[Start]

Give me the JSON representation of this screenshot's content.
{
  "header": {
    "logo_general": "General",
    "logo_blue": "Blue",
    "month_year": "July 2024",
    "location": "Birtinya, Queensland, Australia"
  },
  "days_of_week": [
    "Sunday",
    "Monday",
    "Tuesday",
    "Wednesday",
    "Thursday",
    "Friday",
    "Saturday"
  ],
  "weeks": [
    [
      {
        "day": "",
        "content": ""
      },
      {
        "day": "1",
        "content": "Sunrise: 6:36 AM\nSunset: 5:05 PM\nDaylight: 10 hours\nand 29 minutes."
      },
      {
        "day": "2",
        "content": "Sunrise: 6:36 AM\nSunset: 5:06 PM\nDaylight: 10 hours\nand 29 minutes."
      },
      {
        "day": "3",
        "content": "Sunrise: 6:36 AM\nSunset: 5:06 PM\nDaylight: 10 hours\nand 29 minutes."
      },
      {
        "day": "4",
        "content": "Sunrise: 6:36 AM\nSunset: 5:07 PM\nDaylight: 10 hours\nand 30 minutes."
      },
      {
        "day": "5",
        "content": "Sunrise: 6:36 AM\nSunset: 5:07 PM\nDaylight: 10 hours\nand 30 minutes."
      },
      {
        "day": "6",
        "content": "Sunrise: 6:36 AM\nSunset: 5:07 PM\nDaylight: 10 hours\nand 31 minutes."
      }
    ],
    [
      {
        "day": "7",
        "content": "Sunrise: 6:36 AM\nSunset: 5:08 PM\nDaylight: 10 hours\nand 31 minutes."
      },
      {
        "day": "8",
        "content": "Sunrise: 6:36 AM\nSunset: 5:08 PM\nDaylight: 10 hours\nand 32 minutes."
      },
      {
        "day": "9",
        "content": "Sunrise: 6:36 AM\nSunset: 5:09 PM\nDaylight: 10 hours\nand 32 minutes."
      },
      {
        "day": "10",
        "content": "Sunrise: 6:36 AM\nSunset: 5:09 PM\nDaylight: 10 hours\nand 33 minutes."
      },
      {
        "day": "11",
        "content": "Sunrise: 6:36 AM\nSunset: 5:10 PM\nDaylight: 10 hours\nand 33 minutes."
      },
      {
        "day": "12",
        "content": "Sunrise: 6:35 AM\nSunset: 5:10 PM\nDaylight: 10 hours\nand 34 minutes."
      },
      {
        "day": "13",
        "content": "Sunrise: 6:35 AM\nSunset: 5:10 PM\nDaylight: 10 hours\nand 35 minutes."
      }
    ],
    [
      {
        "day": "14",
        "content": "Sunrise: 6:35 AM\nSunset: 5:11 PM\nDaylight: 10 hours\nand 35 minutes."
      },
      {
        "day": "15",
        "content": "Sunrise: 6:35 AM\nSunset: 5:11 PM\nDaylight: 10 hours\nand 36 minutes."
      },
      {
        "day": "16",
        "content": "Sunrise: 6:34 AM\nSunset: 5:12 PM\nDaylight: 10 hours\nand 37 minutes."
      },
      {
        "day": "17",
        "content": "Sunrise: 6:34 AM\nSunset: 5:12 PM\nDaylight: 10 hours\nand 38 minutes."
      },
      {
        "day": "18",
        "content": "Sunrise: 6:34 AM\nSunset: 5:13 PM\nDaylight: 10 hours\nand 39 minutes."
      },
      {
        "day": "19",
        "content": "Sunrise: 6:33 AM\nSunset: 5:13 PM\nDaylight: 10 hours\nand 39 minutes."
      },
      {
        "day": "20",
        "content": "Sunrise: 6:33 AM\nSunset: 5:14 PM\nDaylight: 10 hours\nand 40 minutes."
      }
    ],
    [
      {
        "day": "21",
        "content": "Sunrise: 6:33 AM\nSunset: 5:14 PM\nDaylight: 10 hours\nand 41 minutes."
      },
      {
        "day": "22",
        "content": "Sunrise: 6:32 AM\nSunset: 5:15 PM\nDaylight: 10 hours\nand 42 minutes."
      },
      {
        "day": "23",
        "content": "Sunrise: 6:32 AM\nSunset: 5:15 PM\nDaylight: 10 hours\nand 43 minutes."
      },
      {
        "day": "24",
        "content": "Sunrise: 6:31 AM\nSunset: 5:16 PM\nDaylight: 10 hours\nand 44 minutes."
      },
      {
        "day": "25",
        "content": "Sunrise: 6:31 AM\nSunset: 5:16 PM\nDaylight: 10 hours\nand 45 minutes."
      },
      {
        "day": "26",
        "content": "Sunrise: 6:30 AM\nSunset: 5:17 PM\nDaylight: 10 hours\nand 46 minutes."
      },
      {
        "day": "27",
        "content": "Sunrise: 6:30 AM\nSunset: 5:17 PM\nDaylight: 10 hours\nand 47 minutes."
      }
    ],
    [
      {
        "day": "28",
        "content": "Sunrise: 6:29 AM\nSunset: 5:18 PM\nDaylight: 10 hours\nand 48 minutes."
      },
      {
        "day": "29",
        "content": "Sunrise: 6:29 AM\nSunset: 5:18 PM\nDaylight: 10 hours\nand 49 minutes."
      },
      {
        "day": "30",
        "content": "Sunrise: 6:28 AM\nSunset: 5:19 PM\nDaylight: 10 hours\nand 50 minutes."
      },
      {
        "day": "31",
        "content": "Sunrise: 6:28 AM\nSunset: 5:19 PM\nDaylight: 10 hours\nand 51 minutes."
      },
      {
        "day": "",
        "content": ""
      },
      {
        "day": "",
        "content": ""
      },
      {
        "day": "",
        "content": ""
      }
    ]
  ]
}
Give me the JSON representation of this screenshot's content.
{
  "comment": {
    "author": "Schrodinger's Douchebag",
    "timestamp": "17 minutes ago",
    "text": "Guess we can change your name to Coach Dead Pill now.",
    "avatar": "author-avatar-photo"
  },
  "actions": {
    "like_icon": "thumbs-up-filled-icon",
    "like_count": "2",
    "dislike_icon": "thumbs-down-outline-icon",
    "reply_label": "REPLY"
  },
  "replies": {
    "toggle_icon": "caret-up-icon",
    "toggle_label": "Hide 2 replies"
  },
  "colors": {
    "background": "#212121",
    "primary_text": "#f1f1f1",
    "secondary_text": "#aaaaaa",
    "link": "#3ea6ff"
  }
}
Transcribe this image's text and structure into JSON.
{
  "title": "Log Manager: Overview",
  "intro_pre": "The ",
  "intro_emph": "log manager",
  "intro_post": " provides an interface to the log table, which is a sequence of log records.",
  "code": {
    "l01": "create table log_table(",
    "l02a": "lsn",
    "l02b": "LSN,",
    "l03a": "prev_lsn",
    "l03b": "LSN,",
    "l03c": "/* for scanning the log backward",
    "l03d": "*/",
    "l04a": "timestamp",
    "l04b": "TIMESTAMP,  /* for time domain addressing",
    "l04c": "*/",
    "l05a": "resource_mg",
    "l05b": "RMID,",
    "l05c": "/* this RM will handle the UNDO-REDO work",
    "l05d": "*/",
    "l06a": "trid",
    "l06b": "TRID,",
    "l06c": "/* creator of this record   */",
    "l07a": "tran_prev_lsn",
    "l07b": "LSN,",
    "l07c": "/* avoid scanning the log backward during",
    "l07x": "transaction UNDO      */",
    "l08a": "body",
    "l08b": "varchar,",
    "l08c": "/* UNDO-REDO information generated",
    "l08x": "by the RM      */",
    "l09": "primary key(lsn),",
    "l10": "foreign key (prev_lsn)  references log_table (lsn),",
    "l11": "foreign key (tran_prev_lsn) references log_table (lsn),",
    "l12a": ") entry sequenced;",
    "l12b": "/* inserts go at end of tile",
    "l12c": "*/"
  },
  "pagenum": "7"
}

[End]

▸ **YOUR OBJECTIVE**
Above are the records; retype them all without a single difference.

▸ **SOLUTION TO THIS TASK**
Give me the JSON representation of this screenshot's content.
{
  "header": {
    "logo_general": "General",
    "logo_blue": "Blue",
    "month_year": "July 2024",
    "location": "Birtinya, Queensland, Australia"
  },
  "days_of_week": [
    "Sunday",
    "Monday",
    "Tuesday",
    "Wednesday",
    "Thursday",
    "Friday",
    "Saturday"
  ],
  "weeks": [
    [
      {
        "day": "",
        "content": ""
      },
      {
        "day": "1",
        "content": "Sunrise: 6:36 AM\nSunset: 5:05 PM\nDaylight: 10 hours\nand 29 minutes."
      },
      {
        "day": "2",
        "content": "Sunrise: 6:36 AM\nSunset: 5:06 PM\nDaylight: 10 hours\nand 29 minutes."
      },
      {
        "day": "3",
        "content": "Sunrise: 6:36 AM\nSunset: 5:06 PM\nDaylight: 10 hours\nand 29 minutes."
      },
      {
        "day": "4",
        "content": "Sunrise: 6:36 AM\nSunset: 5:07 PM\nDaylight: 10 hours\nand 30 minutes."
      },
      {
        "day": "5",
        "content": "Sunrise: 6:36 AM\nSunset: 5:07 PM\nDaylight: 10 hours\nand 30 minutes."
      },
      {
        "day": "6",
        "content": "Sunrise: 6:36 AM\nSunset: 5:07 PM\nDaylight: 10 hours\nand 31 minutes."
      }
    ],
    [
      {
        "day": "7",
        "content": "Sunrise: 6:36 AM\nSunset: 5:08 PM\nDaylight: 10 hours\nand 31 minutes."
      },
      {
        "day": "8",
        "content": "Sunrise: 6:36 AM\nSunset: 5:08 PM\nDaylight: 10 hours\nand 32 minutes."
      },
      {
        "day": "9",
        "content": "Sunrise: 6:36 AM\nSunset: 5:09 PM\nDaylight: 10 hours\nand 32 minutes."
      },
      {
        "day": "10",
        "content": "Sunrise: 6:36 AM\nSunset: 5:09 PM\nDaylight: 10 hours\nand 33 minutes."
      },
      {
        "day": "11",
        "content": "Sunrise: 6:36 AM\nSunset: 5:10 PM\nDaylight: 10 hours\nand 33 minutes."
      },
      {
        "day": "12",
        "content": "Sunrise: 6:35 AM\nSunset: 5:10 PM\nDaylight: 10 hours\nand 34 minutes."
      },
      {
        "day": "13",
        "content": "Sunrise: 6:35 AM\nSunset: 5:10 PM\nDaylight: 10 hours\nand 35 minutes."
      }
    ],
    [
      {
        "day": "14",
        "content": "Sunrise: 6:35 AM\nSunset: 5:11 PM\nDaylight: 10 hours\nand 35 minutes."
      },
      {
        "day": "15",
        "content": "Sunrise: 6:35 AM\nSunset: 5:11 PM\nDaylight: 10 hours\nand 36 minutes."
      },
      {
        "day": "16",
        "content": "Sunrise: 6:34 AM\nSunset: 5:12 PM\nDaylight: 10 hours\nand 37 minutes."
      },
      {
        "day": "17",
        "content": "Sunrise: 6:34 AM\nSunset: 5:12 PM\nDaylight: 10 hours\nand 38 minutes."
      },
      {
        "day": "18",
        "content": "Sunrise: 6:34 AM\nSunset: 5:13 PM\nDaylight: 10 hours\nand 39 minutes."
      },
      {
        "day": "19",
        "content": "Sunrise: 6:33 AM\nSunset: 5:13 PM\nDaylight: 10 hours\nand 39 minutes."
      },
      {
        "day": "20",
        "content": "Sunrise: 6:33 AM\nSunset: 5:14 PM\nDaylight: 10 hours\nand 40 minutes."
      }
    ],
    [
      {
        "day": "21",
        "content": "Sunrise: 6:33 AM\nSunset: 5:14 PM\nDaylight: 10 hours\nand 41 minutes."
      },
      {
        "day": "22",
        "content": "Sunrise: 6:32 AM\nSunset: 5:15 PM\nDaylight: 10 hours\nand 42 minutes."
      },
      {
        "day": "23",
        "content": "Sunrise: 6:32 AM\nSunset: 5:15 PM\nDaylight: 10 hours\nand 43 minutes."
      },
      {
        "day": "24",
        "content": "Sunrise: 6:31 AM\nSunset: 5:16 PM\nDaylight: 10 hours\nand 44 minutes."
      },
      {
        "day": "25",
        "content": "Sunrise: 6:31 AM\nSunset: 5:16 PM\nDaylight: 10 hours\nand 45 minutes."
      },
      {
        "day": "26",
        "content": "Sunrise: 6:30 AM\nSunset: 5:17 PM\nDaylight: 10 hours\nand 46 minutes."
      },
      {
        "day": "27",
        "content": "Sunrise: 6:30 AM\nSunset: 5:17 PM\nDaylight: 10 hours\nand 47 minutes."
      }
    ],
    [
      {
        "day": "28",
        "content": "Sunrise: 6:29 AM\nSunset: 5:18 PM\nDaylight: 10 hours\nand 48 minutes."
      },
      {
        "day": "29",
        "content": "Sunrise: 6:29 AM\nSunset: 5:18 PM\nDaylight: 10 hours\nand 49 minutes."
      },
      {
        "day": "30",
        "content": "Sunrise: 6:28 AM\nSunset: 5:19 PM\nDaylight: 10 hours\nand 50 minutes."
      },
      {
        "day": "31",
        "content": "Sunrise: 6:28 AM\nSunset: 5:19 PM\nDaylight: 10 hours\nand 51 minutes."
      },
      {
        "day": "",
        "content": ""
      },
      {
        "day": "",
        "content": ""
      },
      {
        "day": "",
        "content": ""
      }
    ]
  ]
}
Give me the JSON representation of this screenshot's content.
{
  "comment": {
    "author": "Schrodinger's Douchebag",
    "timestamp": "17 minutes ago",
    "text": "Guess we can change your name to Coach Dead Pill now.",
    "avatar": "author-avatar-photo"
  },
  "actions": {
    "like_icon": "thumbs-up-filled-icon",
    "like_count": "2",
    "dislike_icon": "thumbs-down-outline-icon",
    "reply_label": "REPLY"
  },
  "replies": {
    "toggle_icon": "caret-up-icon",
    "toggle_label": "Hide 2 replies"
  },
  "colors": {
    "background": "#212121",
    "primary_text": "#f1f1f1",
    "secondary_text": "#aaaaaa",
    "link": "#3ea6ff"
  }
}
Transcribe this image's text and structure into JSON.
{
  "title": "Log Manager: Overview",
  "intro_pre": "The ",
  "intro_emph": "log manager",
  "intro_post": " provides an interface to the log table, which is a sequence of log records.",
  "code": {
    "l01": "create table log_table(",
    "l02a": "lsn",
    "l02b": "LSN,",
    "l03a": "prev_lsn",
    "l03b": "LSN,",
    "l03c": "/* for scanning the log backward",
    "l03d": "*/",
    "l04a": "timestamp",
    "l04b": "TIMESTAMP,  /* for time domain addressing",
    "l04c": "*/",
    "l05a": "resource_mg",
    "l05b": "RMID,",
    "l05c": "/* this RM will handle the UNDO-REDO work",
    "l05d": "*/",
    "l06a": "trid",
    "l06b": "TRID,",
    "l06c": "/* creator of this record   */",
    "l07a": "tran_prev_lsn",
    "l07b": "LSN,",
    "l07c": "/* avoid scanning the log backward during",
    "l07x": "transaction UNDO      */",
    "l08a": "body",
    "l08b": "varchar,",
    "l08c": "/* UNDO-REDO information generated",
    "l08x": "by the RM      */",
    "l09": "primary key(lsn),",
    "l10": "foreign key (prev_lsn)  references log_table (lsn),",
    "l11": "foreign key (tran_prev_lsn) references log_table (lsn),",
    "l12a": ") entry sequenced;",
    "l12b": "/* inserts go at end of tile",
    "l12c": "*/"
  },
  "pagenum": "7"
}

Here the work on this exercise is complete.